# Aim of the task:
Find each line holding "label" and copy it out.

**** Dataset entries

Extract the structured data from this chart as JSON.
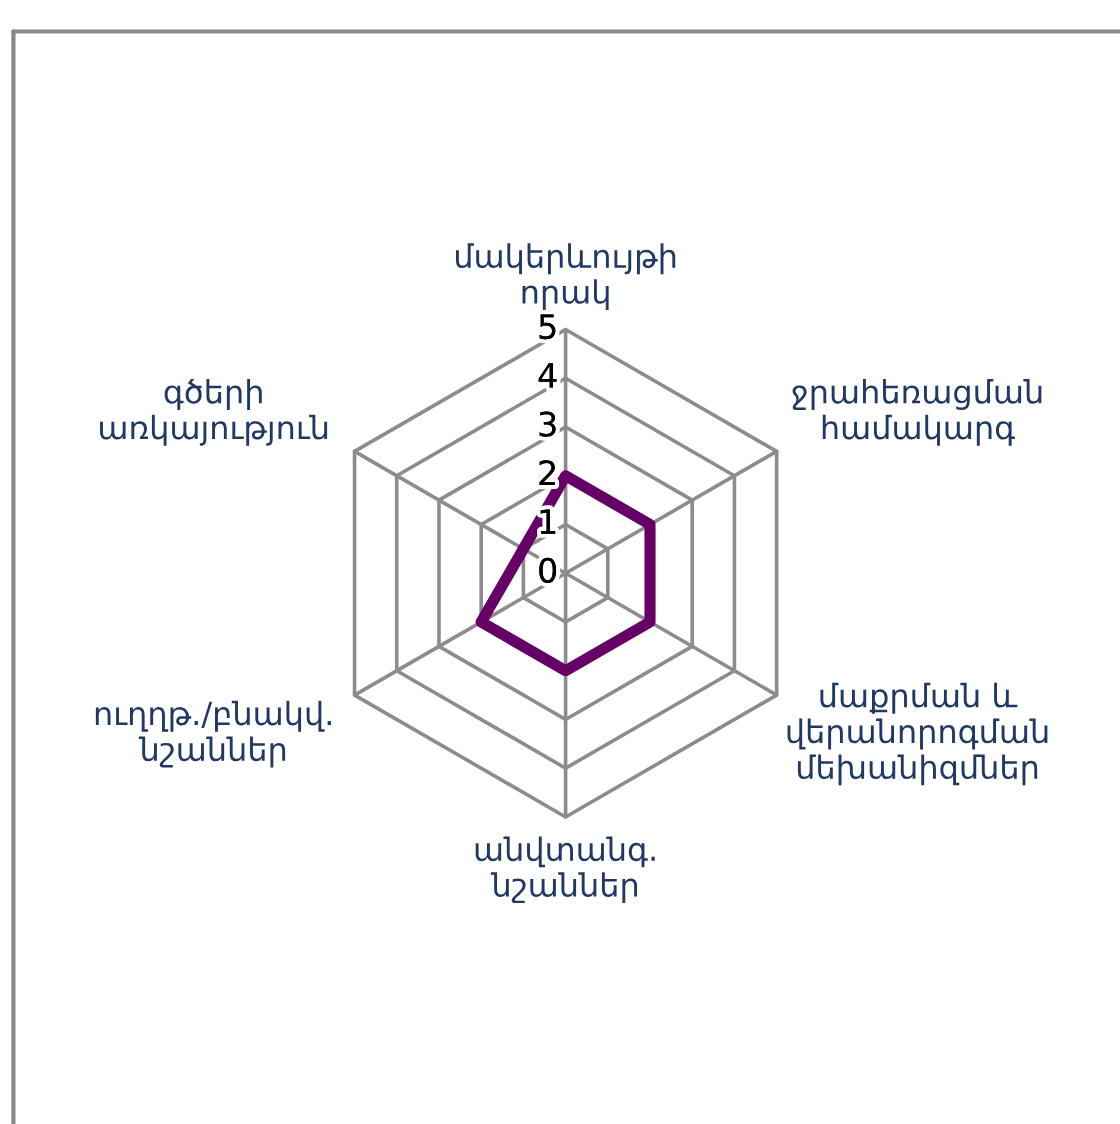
{
  "chart_data": {
    "type": "radar",
    "categories": [
      "մակերևույթի որակ",
      "ջրահեռացման համակարգ",
      "մաքրման և վերանորոգման մեխանիզմներ",
      "անվտանգ. նշաններ",
      "ուղղթ./բնակվ. նշաններ",
      "գծերի առկայություն"
    ],
    "series": [
      {
        "color": "#660066",
        "values": [
          2,
          2,
          2,
          2,
          2,
          1
        ]
      }
    ],
    "ylim": [
      0,
      5
    ],
    "yticks": [
      0,
      1,
      2,
      3,
      4,
      5
    ],
    "grid": true
  }
}
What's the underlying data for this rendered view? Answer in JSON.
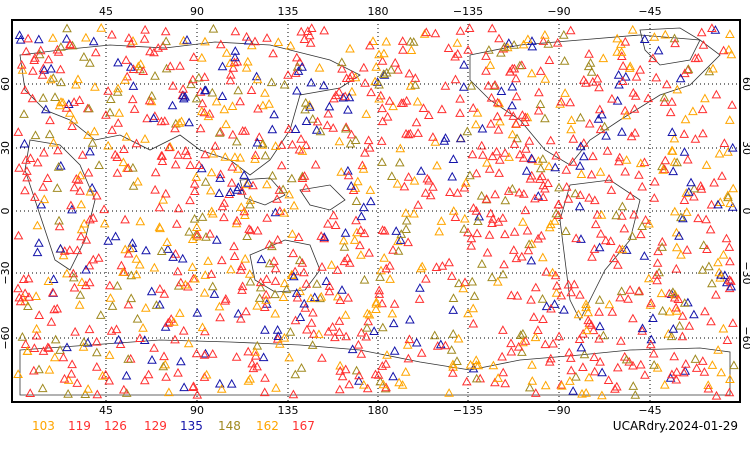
{
  "map": {
    "longitude_top_ticks": [
      "45",
      "90",
      "135",
      "180",
      "−135",
      "−90",
      "−45"
    ],
    "longitude_bottom_ticks": [
      "45",
      "90",
      "135",
      "180",
      "−135",
      "−90",
      "−45"
    ],
    "latitude_ticks": [
      "60",
      "30",
      "0",
      "−30",
      "−60"
    ],
    "grid": "dotted",
    "marker": "open-triangle"
  },
  "legend": {
    "entries": [
      {
        "label": "103",
        "color": "#ffa500"
      },
      {
        "label": "119",
        "color": "#ff3030"
      },
      {
        "label": "126",
        "color": "#ff3030"
      },
      {
        "label": "129",
        "color": "#ff3030"
      },
      {
        "label": "135",
        "color": "#1414aa"
      },
      {
        "label": "148",
        "color": "#a08a20"
      },
      {
        "label": "162",
        "color": "#ffa500"
      },
      {
        "label": "167",
        "color": "#ff3030"
      }
    ]
  },
  "stamp": "UCARdry.2024-01-29"
}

********

# Expected output:
        "label": "103",
        "label": "119",
        "label": "126",
        "label": "129",
        "label": "135",
        "label": "148",
        "label": "162",
        "label": "167",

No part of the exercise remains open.